WHAT TO DO: Skip the pictures. Repeat everything else in the records word for word.

___ PROVIDED ENTRIES

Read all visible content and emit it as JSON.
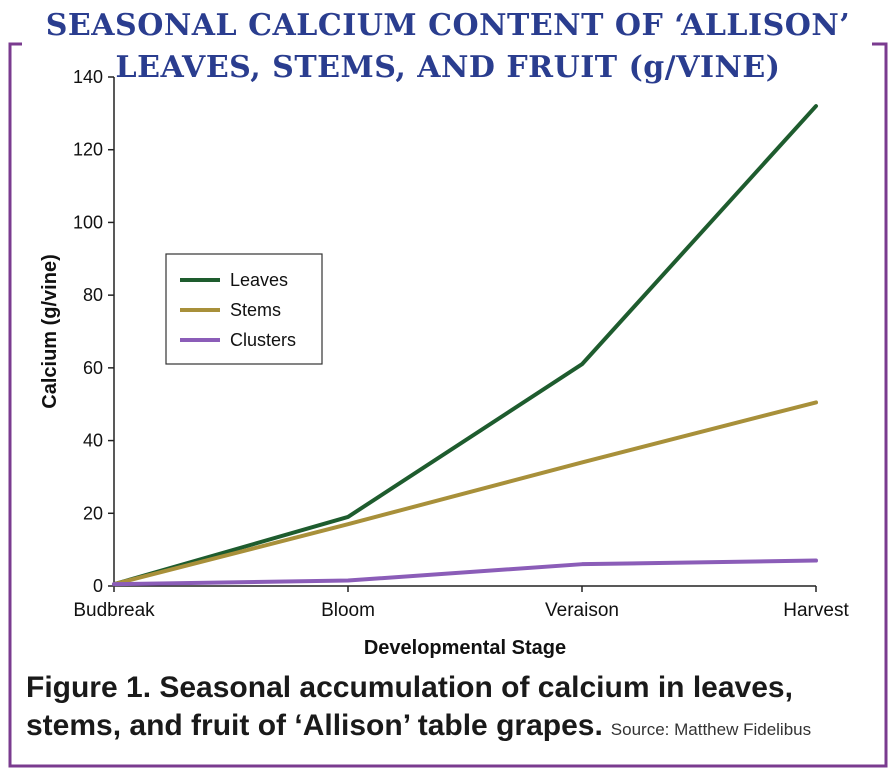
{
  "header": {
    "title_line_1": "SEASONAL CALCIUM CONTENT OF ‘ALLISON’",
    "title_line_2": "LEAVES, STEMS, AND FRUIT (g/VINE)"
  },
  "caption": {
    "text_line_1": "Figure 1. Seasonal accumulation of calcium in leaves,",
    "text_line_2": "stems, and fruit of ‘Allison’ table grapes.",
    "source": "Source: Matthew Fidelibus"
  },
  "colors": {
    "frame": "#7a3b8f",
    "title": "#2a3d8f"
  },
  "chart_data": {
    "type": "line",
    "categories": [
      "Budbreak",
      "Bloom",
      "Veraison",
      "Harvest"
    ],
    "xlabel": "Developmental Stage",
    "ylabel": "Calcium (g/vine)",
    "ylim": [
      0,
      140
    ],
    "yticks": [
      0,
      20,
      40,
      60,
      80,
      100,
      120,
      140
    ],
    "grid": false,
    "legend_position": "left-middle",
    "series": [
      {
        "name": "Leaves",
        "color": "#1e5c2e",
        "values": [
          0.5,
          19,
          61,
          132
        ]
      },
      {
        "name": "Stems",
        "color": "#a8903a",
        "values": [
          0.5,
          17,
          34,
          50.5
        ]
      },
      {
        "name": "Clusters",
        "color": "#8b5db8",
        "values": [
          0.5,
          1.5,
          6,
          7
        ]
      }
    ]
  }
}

______

OUTPUT OF THE TASK:
Read all visible content and emit it as JSON.
{
  "header": {
    "title_line_1": "SEASONAL CALCIUM CONTENT OF ‘ALLISON’",
    "title_line_2": "LEAVES, STEMS, AND FRUIT (g/VINE)"
  },
  "caption": {
    "text_line_1": "Figure 1. Seasonal accumulation of calcium in leaves,",
    "text_line_2": "stems, and fruit of ‘Allison’ table grapes.",
    "source": "Source: Matthew Fidelibus"
  },
  "colors": {
    "frame": "#7a3b8f",
    "title": "#2a3d8f"
  },
  "chart_data": {
    "type": "line",
    "categories": [
      "Budbreak",
      "Bloom",
      "Veraison",
      "Harvest"
    ],
    "xlabel": "Developmental Stage",
    "ylabel": "Calcium (g/vine)",
    "ylim": [
      0,
      140
    ],
    "yticks": [
      0,
      20,
      40,
      60,
      80,
      100,
      120,
      140
    ],
    "grid": false,
    "legend_position": "left-middle",
    "series": [
      {
        "name": "Leaves",
        "color": "#1e5c2e",
        "values": [
          0.5,
          19,
          61,
          132
        ]
      },
      {
        "name": "Stems",
        "color": "#a8903a",
        "values": [
          0.5,
          17,
          34,
          50.5
        ]
      },
      {
        "name": "Clusters",
        "color": "#8b5db8",
        "values": [
          0.5,
          1.5,
          6,
          7
        ]
      }
    ]
  }
}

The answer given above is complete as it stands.